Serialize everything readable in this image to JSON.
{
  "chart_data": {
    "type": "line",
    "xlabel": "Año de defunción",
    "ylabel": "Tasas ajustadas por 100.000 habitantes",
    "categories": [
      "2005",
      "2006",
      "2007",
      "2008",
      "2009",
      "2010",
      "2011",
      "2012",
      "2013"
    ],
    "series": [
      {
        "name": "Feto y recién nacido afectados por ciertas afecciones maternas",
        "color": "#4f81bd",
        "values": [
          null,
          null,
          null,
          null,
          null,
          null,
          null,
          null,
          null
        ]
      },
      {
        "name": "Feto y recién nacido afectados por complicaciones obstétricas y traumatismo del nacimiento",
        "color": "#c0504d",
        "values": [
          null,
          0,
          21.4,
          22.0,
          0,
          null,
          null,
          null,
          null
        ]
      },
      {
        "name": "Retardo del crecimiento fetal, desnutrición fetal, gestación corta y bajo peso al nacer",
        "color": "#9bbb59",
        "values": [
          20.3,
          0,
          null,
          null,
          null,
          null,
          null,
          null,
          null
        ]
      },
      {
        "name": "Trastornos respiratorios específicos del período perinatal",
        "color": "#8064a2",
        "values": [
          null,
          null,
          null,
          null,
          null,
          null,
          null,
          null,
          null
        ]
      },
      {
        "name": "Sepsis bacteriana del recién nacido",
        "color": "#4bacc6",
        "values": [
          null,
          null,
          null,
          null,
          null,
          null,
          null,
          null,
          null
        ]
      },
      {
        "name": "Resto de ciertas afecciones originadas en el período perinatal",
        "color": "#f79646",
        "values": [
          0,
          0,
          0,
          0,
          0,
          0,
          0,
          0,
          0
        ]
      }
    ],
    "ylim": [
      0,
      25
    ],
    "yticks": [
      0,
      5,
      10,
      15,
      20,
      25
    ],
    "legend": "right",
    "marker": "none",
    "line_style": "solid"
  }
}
───
### WHAT TO WORK ON:
Down to the last line, give the records again exactly.

### RESPONSE TO THIS EXERCISE:
Serialize everything readable in this image to JSON.
{
  "chart_data": {
    "type": "line",
    "xlabel": "Año de defunción",
    "ylabel": "Tasas ajustadas por 100.000 habitantes",
    "categories": [
      "2005",
      "2006",
      "2007",
      "2008",
      "2009",
      "2010",
      "2011",
      "2012",
      "2013"
    ],
    "series": [
      {
        "name": "Feto y recién nacido afectados por ciertas afecciones maternas",
        "color": "#4f81bd",
        "values": [
          null,
          null,
          null,
          null,
          null,
          null,
          null,
          null,
          null
        ]
      },
      {
        "name": "Feto y recién nacido afectados por complicaciones obstétricas y traumatismo del nacimiento",
        "color": "#c0504d",
        "values": [
          null,
          0,
          21.4,
          22.0,
          0,
          null,
          null,
          null,
          null
        ]
      },
      {
        "name": "Retardo del crecimiento fetal, desnutrición fetal, gestación corta y bajo peso al nacer",
        "color": "#9bbb59",
        "values": [
          20.3,
          0,
          null,
          null,
          null,
          null,
          null,
          null,
          null
        ]
      },
      {
        "name": "Trastornos respiratorios específicos del período perinatal",
        "color": "#8064a2",
        "values": [
          null,
          null,
          null,
          null,
          null,
          null,
          null,
          null,
          null
        ]
      },
      {
        "name": "Sepsis bacteriana del recién nacido",
        "color": "#4bacc6",
        "values": [
          null,
          null,
          null,
          null,
          null,
          null,
          null,
          null,
          null
        ]
      },
      {
        "name": "Resto de ciertas afecciones originadas en el período perinatal",
        "color": "#f79646",
        "values": [
          0,
          0,
          0,
          0,
          0,
          0,
          0,
          0,
          0
        ]
      }
    ],
    "ylim": [
      0,
      25
    ],
    "yticks": [
      0,
      5,
      10,
      15,
      20,
      25
    ],
    "legend": "right",
    "marker": "none",
    "line_style": "solid"
  }
}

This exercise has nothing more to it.